---- Given entries
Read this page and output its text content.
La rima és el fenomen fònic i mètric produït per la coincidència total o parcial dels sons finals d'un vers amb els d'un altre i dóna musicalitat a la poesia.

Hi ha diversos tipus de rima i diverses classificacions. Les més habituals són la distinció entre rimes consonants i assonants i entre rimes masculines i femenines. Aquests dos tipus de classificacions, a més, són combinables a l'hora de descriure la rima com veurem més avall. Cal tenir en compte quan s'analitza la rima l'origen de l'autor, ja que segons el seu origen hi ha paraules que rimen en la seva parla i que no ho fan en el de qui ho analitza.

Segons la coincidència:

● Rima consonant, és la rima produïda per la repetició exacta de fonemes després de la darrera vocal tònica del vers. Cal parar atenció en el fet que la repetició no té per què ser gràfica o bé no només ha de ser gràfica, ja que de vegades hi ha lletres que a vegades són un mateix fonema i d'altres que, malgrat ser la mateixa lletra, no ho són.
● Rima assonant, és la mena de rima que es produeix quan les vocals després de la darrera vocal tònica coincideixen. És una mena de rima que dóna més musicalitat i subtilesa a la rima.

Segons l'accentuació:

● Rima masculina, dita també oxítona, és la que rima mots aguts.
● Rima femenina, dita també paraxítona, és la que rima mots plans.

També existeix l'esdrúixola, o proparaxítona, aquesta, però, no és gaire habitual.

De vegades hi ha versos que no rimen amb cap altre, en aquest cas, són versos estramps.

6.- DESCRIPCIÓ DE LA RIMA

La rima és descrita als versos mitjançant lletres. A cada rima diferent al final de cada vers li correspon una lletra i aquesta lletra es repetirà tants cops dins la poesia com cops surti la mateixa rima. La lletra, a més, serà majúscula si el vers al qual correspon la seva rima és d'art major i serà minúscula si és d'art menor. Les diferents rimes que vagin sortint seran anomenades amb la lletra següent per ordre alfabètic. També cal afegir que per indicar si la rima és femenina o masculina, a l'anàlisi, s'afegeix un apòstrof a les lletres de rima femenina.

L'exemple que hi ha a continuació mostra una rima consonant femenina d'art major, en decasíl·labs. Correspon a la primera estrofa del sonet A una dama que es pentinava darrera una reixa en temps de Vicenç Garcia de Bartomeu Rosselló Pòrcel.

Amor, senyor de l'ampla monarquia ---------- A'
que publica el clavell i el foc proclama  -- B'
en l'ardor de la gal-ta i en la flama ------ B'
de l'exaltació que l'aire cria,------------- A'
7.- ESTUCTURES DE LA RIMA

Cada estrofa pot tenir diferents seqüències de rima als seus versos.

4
--------
# What the exercise asks
Give every line of the material again, exactly as it reads.

# Exercise output
Read this page and output its text content.
La rima és el fenomen fònic i mètric produït per la coincidència total o parcial dels sons finals d'un vers amb els d'un altre i dóna musicalitat a la poesia.

Hi ha diversos tipus de rima i diverses classificacions. Les més habituals són la distinció entre rimes consonants i assonants i entre rimes masculines i femenines. Aquests dos tipus de classificacions, a més, són combinables a l'hora de descriure la rima com veurem més avall. Cal tenir en compte quan s'analitza la rima l'origen de l'autor, ja que segons el seu origen hi ha paraules que rimen en la seva parla i que no ho fan en el de qui ho analitza.

Segons la coincidència:

● Rima consonant, és la rima produïda per la repetició exacta de fonemes després de la darrera vocal tònica del vers. Cal parar atenció en el fet que la repetició no té per què ser gràfica o bé no només ha de ser gràfica, ja que de vegades hi ha lletres que a vegades són un mateix fonema i d'altres que, malgrat ser la mateixa lletra, no ho són.
● Rima assonant, és la mena de rima que es produeix quan les vocals després de la darrera vocal tònica coincideixen. És una mena de rima que dóna més musicalitat i subtilesa a la rima.

Segons l'accentuació:

● Rima masculina, dita també oxítona, és la que rima mots aguts.
● Rima femenina, dita també paraxítona, és la que rima mots plans.

També existeix l'esdrúixola, o proparaxítona, aquesta, però, no és gaire habitual.

De vegades hi ha versos que no rimen amb cap altre, en aquest cas, són versos estramps.

6.- DESCRIPCIÓ DE LA RIMA

La rima és descrita als versos mitjançant lletres. A cada rima diferent al final de cada vers li correspon una lletra i aquesta lletra es repetirà tants cops dins la poesia com cops surti la mateixa rima. La lletra, a més, serà majúscula si el vers al qual correspon la seva rima és d'art major i serà minúscula si és d'art menor. Les diferents rimes que vagin sortint seran anomenades amb la lletra següent per ordre alfabètic. També cal afegir que per indicar si la rima és femenina o masculina, a l'anàlisi, s'afegeix un apòstrof a les lletres de rima femenina.

L'exemple que hi ha a continuació mostra una rima consonant femenina d'art major, en decasíl·labs. Correspon a la primera estrofa del sonet A una dama que es pentinava darrera una reixa en temps de Vicenç Garcia de Bartomeu Rosselló Pòrcel.

Amor, senyor de l'ampla monarquia ---------- A'
que publica el clavell i el foc proclama  -- B'
en l'ardor de la gal-ta i en la flama ------ B'
de l'exaltació que l'aire cria,------------- A'
7.- ESTUCTURES DE LA RIMA

Cada estrofa pot tenir diferents seqüències de rima als seus versos.

4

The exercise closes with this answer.